* _STATED PROBLEM_
Identify all lines below that hold "name" and collect them.

* _DATA EXCERPTS_
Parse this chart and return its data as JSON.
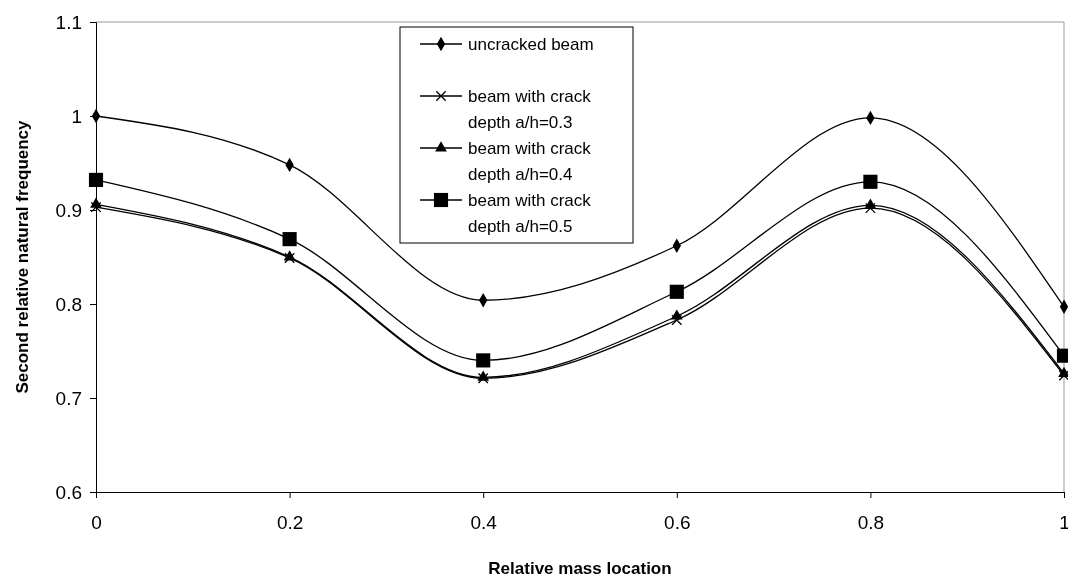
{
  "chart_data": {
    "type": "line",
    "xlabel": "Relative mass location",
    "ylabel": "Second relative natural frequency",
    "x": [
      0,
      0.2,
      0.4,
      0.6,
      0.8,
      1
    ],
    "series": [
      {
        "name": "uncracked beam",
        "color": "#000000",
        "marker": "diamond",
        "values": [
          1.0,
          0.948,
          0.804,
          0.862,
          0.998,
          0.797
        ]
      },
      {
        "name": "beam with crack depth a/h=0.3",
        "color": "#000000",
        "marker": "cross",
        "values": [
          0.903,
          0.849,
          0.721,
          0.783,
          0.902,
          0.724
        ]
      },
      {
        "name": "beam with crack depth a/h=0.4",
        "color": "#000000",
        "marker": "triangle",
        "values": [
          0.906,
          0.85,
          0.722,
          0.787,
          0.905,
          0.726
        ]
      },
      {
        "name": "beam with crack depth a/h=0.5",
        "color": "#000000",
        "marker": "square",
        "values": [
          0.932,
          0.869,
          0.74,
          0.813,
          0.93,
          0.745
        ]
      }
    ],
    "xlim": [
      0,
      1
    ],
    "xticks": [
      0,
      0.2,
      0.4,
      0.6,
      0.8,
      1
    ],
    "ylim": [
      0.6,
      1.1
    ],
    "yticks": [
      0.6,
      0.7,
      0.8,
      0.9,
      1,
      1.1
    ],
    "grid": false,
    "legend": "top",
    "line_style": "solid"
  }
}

* _EXERCISE ANSWER_
        "name": "uncracked beam",
        "name": "beam with crack depth a/h=0.3",
        "name": "beam with crack depth a/h=0.4",
        "name": "beam with crack depth a/h=0.5",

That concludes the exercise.